LA CONSIGNE: Mettez à jour le passage de l'article sur Boko Haram compris entre « Ces derniers temps, Goodluck » et « l’intérieur du Cameroun. », bornes incluses, en remplaçant « Goodluck Jonathan » par « le président nigérian », puis redonnez ce passage.

Les incursions incessantes de Boko Haram dans les pays limitrophes du Nigeria, sont aujourd’hui source de réelles inquiétudes. Ce brusque changement de stratégie d’une organisation aux accents terroristes, fait que se multiplient les rencontres au sommet, les réunions de crise au niveau des ministres africains chargés de la Défense ou de la Sécurité, et les concertations entre  chefs d’état-major des armées.

 

Boko Haram aspire à s’installer dans des zones frontalières

 

Après les enlèvements et l’occupation de plusieurs villes et villages, voilà que Boko Haram cherche à s’étendre. Ce changement de stratégie se manifeste aussi par des incursions périodiques dans les pays voisins du Nigeria. Le Cameroun, le Niger et même le Tchad, se trouvent ainsi dans la ligne de mire de l’organisation terroriste. Au-delà de l’occupation de pans entiers du territoire fédéral nigérian, Boko Haram aspire à s’installer dans des zones frontalières. L’on peut comprendre pourquoi le président nigérian a entrepris de rencontrer certains de ses pairs du voisinage immédiat du Nigeria. Un vrai appel au secours, qu’on n’a point besoin de dissimuler à l’étape actuelle de la lutte.

Ces derniers temps, Goodluck Jonathan a échangé avec Idriss Déby Etno du Tchad. Sans doute, afin de pouvoir bénéficier du soutien de l’armée tchadienne dont l’efficacité est légendaire sur le continent. Jusque-là, le chef de l’Etat nigérian a surtout bénéficié de l’appui du voisin Paul Biya. Un soutien consécutif aux concertations de Paris, sur fond de médiation française. Entrée sur le tard en action, l’armée camerounaise a fait des prouesses. Elle dit avoir plusieurs fois mis en déroute des éléments de Boko Haram qui s’étaient infiltrés à l’intérieur du Cameroun.

Les sollicitations de Goodluck Jonathan prennent sans doute en compte les mésaventures de son armée. Boko Haram semble avancer sans coup férir. A chacun de ses mouvements, l’on enregistre de nombreuses désertions de soldats nigérians. De quoi s’interroger sur la nature réelle de l’armée nigériane aujourd’hui. Est-ce la même armée qui, par le passé, avait fait les beaux jours de l’Ecomog aux temps sombres des guerres civiles en Afrique de l’Ouest ? Comment le « Great Nigeria » est-il devenu subitement un colosse aux pieds d’argile ? En tout cas, il semble avoir rejoint le peloton des pays africains qui s’occupent si peu de leur armée qu’elle est devenue une véritable coquille vide.

LIGNES DE DONNÉES:

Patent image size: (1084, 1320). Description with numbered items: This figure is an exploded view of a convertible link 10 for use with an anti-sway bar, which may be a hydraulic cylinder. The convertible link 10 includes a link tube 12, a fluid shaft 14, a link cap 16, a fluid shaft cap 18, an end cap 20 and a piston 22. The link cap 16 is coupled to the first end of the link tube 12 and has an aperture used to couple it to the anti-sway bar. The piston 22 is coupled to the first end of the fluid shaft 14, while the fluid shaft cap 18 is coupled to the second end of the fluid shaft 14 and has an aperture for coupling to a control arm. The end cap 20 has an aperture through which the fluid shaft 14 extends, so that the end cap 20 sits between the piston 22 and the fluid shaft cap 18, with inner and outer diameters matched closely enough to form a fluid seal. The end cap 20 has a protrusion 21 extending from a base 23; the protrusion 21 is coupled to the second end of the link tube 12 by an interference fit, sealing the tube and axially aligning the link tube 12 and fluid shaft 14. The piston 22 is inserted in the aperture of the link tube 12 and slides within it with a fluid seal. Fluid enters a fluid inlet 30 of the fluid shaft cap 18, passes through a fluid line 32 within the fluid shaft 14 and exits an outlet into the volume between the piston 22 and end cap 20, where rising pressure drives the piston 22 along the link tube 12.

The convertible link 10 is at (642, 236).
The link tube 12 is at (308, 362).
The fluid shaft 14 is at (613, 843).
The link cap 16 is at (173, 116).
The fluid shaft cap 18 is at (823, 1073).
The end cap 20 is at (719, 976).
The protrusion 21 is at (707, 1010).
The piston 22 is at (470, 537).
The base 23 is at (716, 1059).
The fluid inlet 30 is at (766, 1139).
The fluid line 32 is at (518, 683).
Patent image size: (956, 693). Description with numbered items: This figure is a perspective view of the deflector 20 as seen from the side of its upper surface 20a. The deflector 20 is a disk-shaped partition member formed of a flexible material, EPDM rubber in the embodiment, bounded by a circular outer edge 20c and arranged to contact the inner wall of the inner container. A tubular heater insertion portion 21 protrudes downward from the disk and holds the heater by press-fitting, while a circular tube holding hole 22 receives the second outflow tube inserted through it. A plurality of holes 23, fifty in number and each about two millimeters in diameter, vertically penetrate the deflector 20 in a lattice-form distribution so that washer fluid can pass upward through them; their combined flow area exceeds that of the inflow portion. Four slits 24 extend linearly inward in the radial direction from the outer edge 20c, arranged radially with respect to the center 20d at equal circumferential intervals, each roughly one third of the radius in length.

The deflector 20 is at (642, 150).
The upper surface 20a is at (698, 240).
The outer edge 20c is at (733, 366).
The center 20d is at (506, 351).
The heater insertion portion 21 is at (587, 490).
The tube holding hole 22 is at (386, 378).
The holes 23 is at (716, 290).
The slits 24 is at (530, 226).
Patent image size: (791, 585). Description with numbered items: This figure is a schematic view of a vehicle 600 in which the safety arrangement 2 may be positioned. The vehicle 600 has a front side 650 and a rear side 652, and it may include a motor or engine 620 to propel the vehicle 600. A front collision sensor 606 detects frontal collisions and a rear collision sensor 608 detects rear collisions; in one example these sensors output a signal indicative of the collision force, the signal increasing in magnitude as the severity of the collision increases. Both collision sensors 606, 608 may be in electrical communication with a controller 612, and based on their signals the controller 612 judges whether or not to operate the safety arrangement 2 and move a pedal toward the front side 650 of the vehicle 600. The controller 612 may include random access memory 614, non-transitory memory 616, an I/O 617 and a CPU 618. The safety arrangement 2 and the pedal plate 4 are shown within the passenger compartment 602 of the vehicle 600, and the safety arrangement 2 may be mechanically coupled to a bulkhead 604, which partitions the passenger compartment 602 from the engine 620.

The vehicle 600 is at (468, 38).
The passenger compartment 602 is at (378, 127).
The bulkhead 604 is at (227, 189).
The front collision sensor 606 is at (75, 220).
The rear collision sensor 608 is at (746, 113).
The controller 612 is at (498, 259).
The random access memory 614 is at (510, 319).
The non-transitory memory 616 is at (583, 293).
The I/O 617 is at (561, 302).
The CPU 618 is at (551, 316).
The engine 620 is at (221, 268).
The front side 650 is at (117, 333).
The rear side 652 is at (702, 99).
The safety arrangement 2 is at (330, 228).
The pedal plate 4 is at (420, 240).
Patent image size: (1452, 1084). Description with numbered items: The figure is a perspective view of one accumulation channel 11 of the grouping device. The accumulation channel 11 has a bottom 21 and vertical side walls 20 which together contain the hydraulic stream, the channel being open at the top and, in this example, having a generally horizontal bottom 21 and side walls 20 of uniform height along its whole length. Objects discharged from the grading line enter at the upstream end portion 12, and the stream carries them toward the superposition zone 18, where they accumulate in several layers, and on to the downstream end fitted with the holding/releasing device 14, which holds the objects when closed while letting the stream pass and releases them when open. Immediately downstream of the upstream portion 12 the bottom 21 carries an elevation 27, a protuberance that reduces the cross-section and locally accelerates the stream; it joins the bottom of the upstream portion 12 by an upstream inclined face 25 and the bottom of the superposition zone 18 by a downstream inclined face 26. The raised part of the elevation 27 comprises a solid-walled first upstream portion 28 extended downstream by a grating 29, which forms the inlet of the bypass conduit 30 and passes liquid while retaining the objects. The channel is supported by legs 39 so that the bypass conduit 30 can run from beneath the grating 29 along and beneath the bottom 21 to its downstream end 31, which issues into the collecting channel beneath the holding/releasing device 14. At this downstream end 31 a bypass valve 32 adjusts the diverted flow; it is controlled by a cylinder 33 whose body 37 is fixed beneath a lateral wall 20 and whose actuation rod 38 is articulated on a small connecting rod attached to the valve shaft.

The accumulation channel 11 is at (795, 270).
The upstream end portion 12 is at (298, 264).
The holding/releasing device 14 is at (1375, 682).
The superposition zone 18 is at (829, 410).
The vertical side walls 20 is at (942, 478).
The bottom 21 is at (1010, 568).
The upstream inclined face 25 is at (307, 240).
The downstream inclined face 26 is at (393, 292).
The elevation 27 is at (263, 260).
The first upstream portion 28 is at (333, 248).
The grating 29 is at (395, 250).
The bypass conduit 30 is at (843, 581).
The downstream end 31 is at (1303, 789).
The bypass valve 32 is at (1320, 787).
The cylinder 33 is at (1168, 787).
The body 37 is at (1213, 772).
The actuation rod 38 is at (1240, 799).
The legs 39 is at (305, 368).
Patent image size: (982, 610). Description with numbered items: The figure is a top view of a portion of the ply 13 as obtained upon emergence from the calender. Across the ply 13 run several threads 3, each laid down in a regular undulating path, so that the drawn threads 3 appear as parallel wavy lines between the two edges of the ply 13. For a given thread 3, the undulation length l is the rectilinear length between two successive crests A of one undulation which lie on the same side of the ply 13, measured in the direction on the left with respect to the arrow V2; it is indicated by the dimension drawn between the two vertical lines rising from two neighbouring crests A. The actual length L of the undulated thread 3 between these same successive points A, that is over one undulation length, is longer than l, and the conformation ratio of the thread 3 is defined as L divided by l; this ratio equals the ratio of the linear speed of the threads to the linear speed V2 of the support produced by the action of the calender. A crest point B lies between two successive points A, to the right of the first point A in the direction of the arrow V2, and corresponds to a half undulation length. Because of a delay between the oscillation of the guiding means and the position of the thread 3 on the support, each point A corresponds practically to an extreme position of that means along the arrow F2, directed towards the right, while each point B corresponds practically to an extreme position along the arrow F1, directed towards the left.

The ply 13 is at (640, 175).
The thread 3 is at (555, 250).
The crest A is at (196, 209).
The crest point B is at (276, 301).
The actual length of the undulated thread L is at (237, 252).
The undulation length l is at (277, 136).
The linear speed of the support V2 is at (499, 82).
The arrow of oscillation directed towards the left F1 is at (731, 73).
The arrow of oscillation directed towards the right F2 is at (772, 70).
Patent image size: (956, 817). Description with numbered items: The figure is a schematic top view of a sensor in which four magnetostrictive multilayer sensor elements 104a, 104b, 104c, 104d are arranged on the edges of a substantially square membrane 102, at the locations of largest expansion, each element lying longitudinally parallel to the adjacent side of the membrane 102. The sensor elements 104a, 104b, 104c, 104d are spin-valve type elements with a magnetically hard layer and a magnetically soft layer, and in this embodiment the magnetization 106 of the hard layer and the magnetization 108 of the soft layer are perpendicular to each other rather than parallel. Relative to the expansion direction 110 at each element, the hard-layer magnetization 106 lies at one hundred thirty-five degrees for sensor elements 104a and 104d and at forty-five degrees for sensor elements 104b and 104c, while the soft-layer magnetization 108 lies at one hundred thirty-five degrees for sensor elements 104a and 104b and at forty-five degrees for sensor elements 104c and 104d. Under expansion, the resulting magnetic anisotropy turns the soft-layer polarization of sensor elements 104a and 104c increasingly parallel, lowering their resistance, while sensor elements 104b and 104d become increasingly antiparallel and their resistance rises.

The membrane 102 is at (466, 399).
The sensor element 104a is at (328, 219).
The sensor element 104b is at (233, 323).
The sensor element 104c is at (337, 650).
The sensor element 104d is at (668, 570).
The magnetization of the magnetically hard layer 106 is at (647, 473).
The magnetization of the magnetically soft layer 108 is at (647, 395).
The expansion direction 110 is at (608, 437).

SOLUTION DÉTAILLÉE:
Ces derniers temps, le président nigérian a échangé avec Idriss Déby Etno du Tchad. Sans doute, afin de pouvoir bénéficier du soutien de l’armée tchadienne dont l’efficacité est légendaire sur le continent. Jusque-là, le chef de l’Etat nigérian a surtout bénéficié de l’appui du voisin Paul Biya. Un soutien consécutif aux concertations de Paris, sur fond de médiation française. Entrée sur le tard en action, l’armée camerounaise a fait des prouesses. Elle dit avoir plusieurs fois mis en déroute des éléments de Boko Haram qui s’étaient infiltrés à l’intérieur du Cameroun.